Entries from a visual dataset:
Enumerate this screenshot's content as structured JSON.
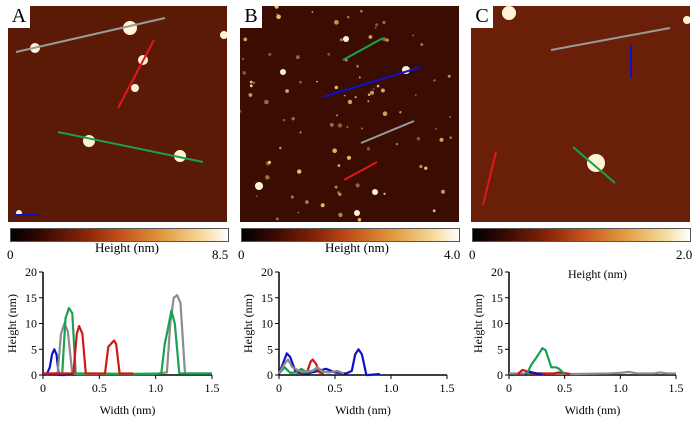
{
  "panels": [
    {
      "label": "A",
      "colorbar": {
        "min": "0",
        "max": "8.5",
        "title": "Height  (nm)"
      }
    },
    {
      "label": "B",
      "colorbar": {
        "min": "0",
        "max": "4.0",
        "title": "Height  (nm)"
      }
    },
    {
      "label": "C",
      "colorbar": {
        "min": "0",
        "max": "2.0",
        "title": "Height  (nm)"
      }
    }
  ],
  "colors": {
    "blue": "#1010c8",
    "gray": "#8c8c8c",
    "green": "#1aa050",
    "red": "#d01818",
    "afm_dark": "#3a0c02",
    "afm_bright": "#fff4d8"
  },
  "chart_data": [
    {
      "type": "line",
      "panel": "A",
      "xlabel": "Width  (nm)",
      "ylabel": "Height  (nm)",
      "xlim": [
        0,
        1.5
      ],
      "ylim": [
        0,
        20
      ],
      "xticks": [
        "0",
        "0.5",
        "1.0",
        "1.5"
      ],
      "yticks": [
        "0",
        "5",
        "10",
        "15",
        "20"
      ],
      "grid": false,
      "series": [
        {
          "color": "#1010c8",
          "x": [
            0.03,
            0.06,
            0.08,
            0.1,
            0.12,
            0.14,
            0.2
          ],
          "y": [
            0,
            1.5,
            4,
            5,
            4,
            0,
            0
          ]
        },
        {
          "color": "#8c8c8c",
          "x": [
            0,
            0.13,
            0.16,
            0.19,
            0.22,
            0.26,
            0.3,
            0.6,
            1.0,
            1.1,
            1.13,
            1.16,
            1.19,
            1.22,
            1.26,
            1.5
          ],
          "y": [
            0.3,
            0.3,
            8,
            10,
            8.5,
            0.3,
            0.2,
            0.2,
            0.2,
            0.5,
            10,
            15,
            15.5,
            14,
            0.3,
            0.3
          ]
        },
        {
          "color": "#1aa050",
          "x": [
            0.17,
            0.2,
            0.23,
            0.26,
            0.29,
            0.4,
            0.8,
            1.05,
            1.08,
            1.1,
            1.14,
            1.17,
            1.21,
            1.3,
            1.5
          ],
          "y": [
            0.2,
            11,
            13,
            12,
            0.3,
            0.3,
            0.2,
            0.3,
            6,
            8,
            12.5,
            10,
            0.3,
            0.3,
            0.3
          ]
        },
        {
          "color": "#d01818",
          "x": [
            0,
            0.1,
            0.27,
            0.3,
            0.32,
            0.35,
            0.38,
            0.5,
            0.55,
            0.58,
            0.63,
            0.65,
            0.68,
            0.8
          ],
          "y": [
            0.3,
            0.3,
            0.3,
            8,
            9.5,
            8,
            0.3,
            0.3,
            0.3,
            5.5,
            6.7,
            6,
            0.3,
            0.3
          ]
        }
      ]
    },
    {
      "type": "line",
      "panel": "B",
      "xlabel": "Width  (nm)",
      "ylabel": "Height  (nm)",
      "xlim": [
        0,
        1.5
      ],
      "ylim": [
        0,
        20
      ],
      "xticks": [
        "0",
        "0.5",
        "1.0",
        "1.5"
      ],
      "yticks": [
        "0",
        "5",
        "10",
        "15",
        "20"
      ],
      "grid": false,
      "series": [
        {
          "color": "#1010c8",
          "x": [
            0,
            0.04,
            0.07,
            0.1,
            0.15,
            0.25,
            0.35,
            0.42,
            0.5,
            0.6,
            0.65,
            0.68,
            0.71,
            0.74,
            0.78,
            0.8,
            0.9
          ],
          "y": [
            0.3,
            2.5,
            4.2,
            3.5,
            0.5,
            0.3,
            0.8,
            1.2,
            0.5,
            0.3,
            0.8,
            4,
            5,
            4,
            0,
            0,
            0.2
          ]
        },
        {
          "color": "#d01818",
          "x": [
            0.2,
            0.25,
            0.28,
            0.3,
            0.33,
            0.36,
            0.4
          ],
          "y": [
            0.3,
            0.5,
            2.5,
            3,
            2.2,
            0.5,
            0.3
          ]
        },
        {
          "color": "#1aa050",
          "x": [
            0,
            0.05,
            0.1,
            0.15,
            0.2,
            0.25,
            0.3,
            0.35,
            0.4
          ],
          "y": [
            0.3,
            1.5,
            0.4,
            0.5,
            1.2,
            0.5,
            0.8,
            1.3,
            0.4
          ]
        },
        {
          "color": "#8c8c8c",
          "x": [
            0,
            0.05,
            0.08,
            0.12,
            0.2,
            0.3,
            0.34,
            0.4,
            0.45,
            0.52,
            0.58
          ],
          "y": [
            0.3,
            2.2,
            3,
            1.5,
            0.6,
            0.8,
            1.5,
            0.6,
            0.5,
            0.8,
            0.3
          ]
        }
      ]
    },
    {
      "type": "line",
      "panel": "C",
      "title": "Height  (nm)",
      "xlabel": "Width  (nm)",
      "ylabel": "Height  (nm)",
      "xlim": [
        0,
        1.5
      ],
      "ylim": [
        0,
        20
      ],
      "xticks": [
        "0",
        "0.5",
        "1.0",
        "1.5"
      ],
      "yticks": [
        "0",
        "5",
        "10",
        "15",
        "20"
      ],
      "grid": false,
      "series": [
        {
          "color": "#8c8c8c",
          "x": [
            0,
            0.3,
            0.6,
            0.9,
            1.0,
            1.08,
            1.15,
            1.3,
            1.36,
            1.42,
            1.5
          ],
          "y": [
            0.3,
            0.3,
            0.2,
            0.3,
            0.4,
            0.6,
            0.3,
            0.3,
            0.5,
            0.3,
            0.3
          ]
        },
        {
          "color": "#d01818",
          "x": [
            0.08,
            0.12,
            0.15,
            0.2,
            0.4,
            0.45,
            0.55
          ],
          "y": [
            0.2,
            1,
            0.8,
            0.3,
            0.3,
            0.5,
            0.2
          ]
        },
        {
          "color": "#1010c8",
          "x": [
            0.15,
            0.18,
            0.21,
            0.25,
            0.3
          ],
          "y": [
            0.2,
            0.7,
            0.5,
            0.3,
            0.2
          ]
        },
        {
          "color": "#1aa050",
          "x": [
            0.16,
            0.2,
            0.25,
            0.3,
            0.33,
            0.38,
            0.42,
            0.45,
            0.5
          ],
          "y": [
            0.2,
            2,
            3.5,
            5.2,
            4.8,
            1.5,
            1.5,
            1.2,
            0.2
          ]
        }
      ]
    }
  ]
}
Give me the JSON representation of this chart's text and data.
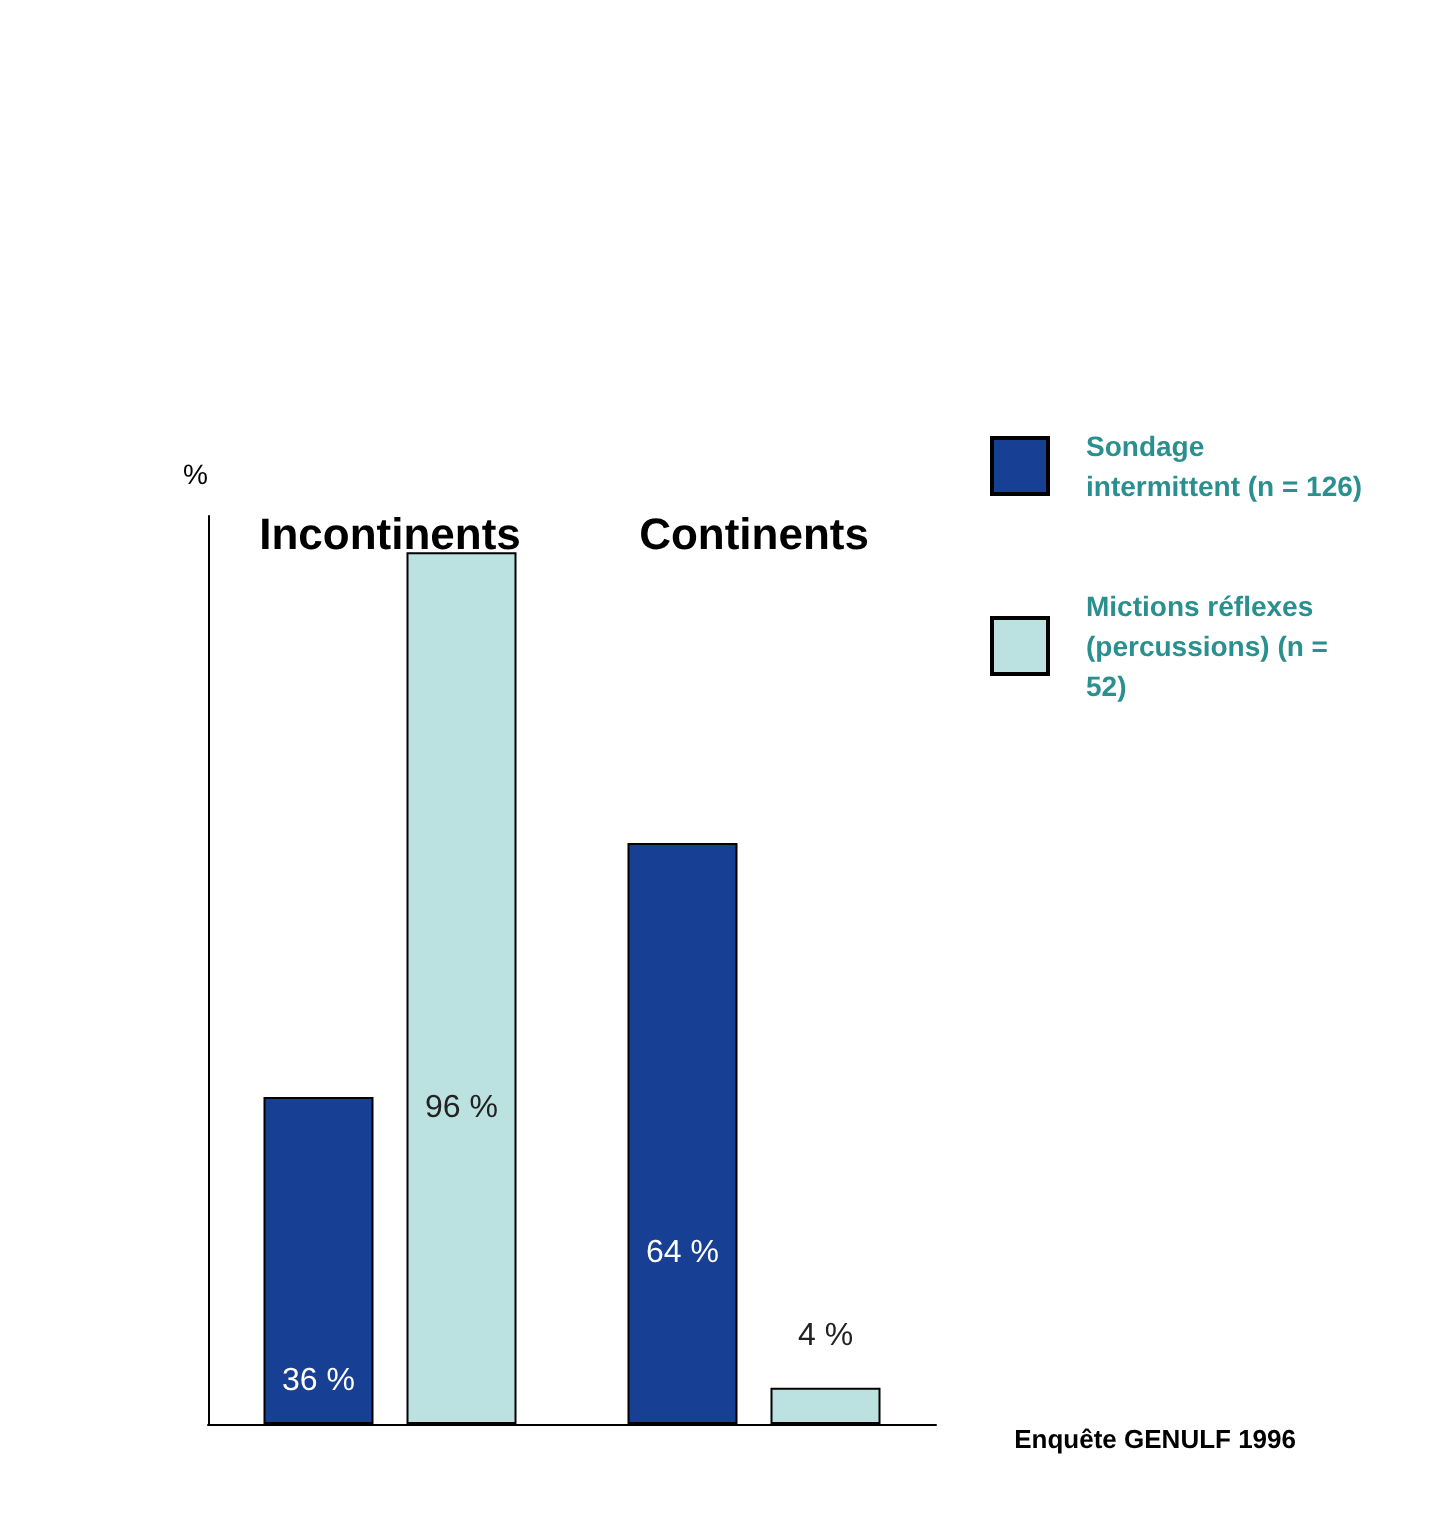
{
  "chart_data": {
    "type": "bar",
    "ylabel": "%",
    "categories": [
      "Incontinents",
      "Continents"
    ],
    "series": [
      {
        "name": "Sondage intermittent (n = 126)",
        "color": "#173f93",
        "values": [
          36,
          64
        ],
        "value_labels": [
          "36 %",
          "64 %"
        ]
      },
      {
        "name": "Mictions réflexes (percussions) (n = 52)",
        "color": "#bce1e1",
        "values": [
          96,
          4
        ],
        "value_labels": [
          "96 %",
          "4 %"
        ]
      }
    ],
    "legend": "top right",
    "grid": false,
    "tick_labels": "x",
    "annotations": [
      "Enquête GENULF 1996"
    ]
  }
}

» WORK TO BE COMPLETED: Every line that holds the string "this" should be returned.

» CORRECT RESPONSE:
Enumerate this screenshot's content as structured JSON.
Give me the JSON representation of this chart's text and data.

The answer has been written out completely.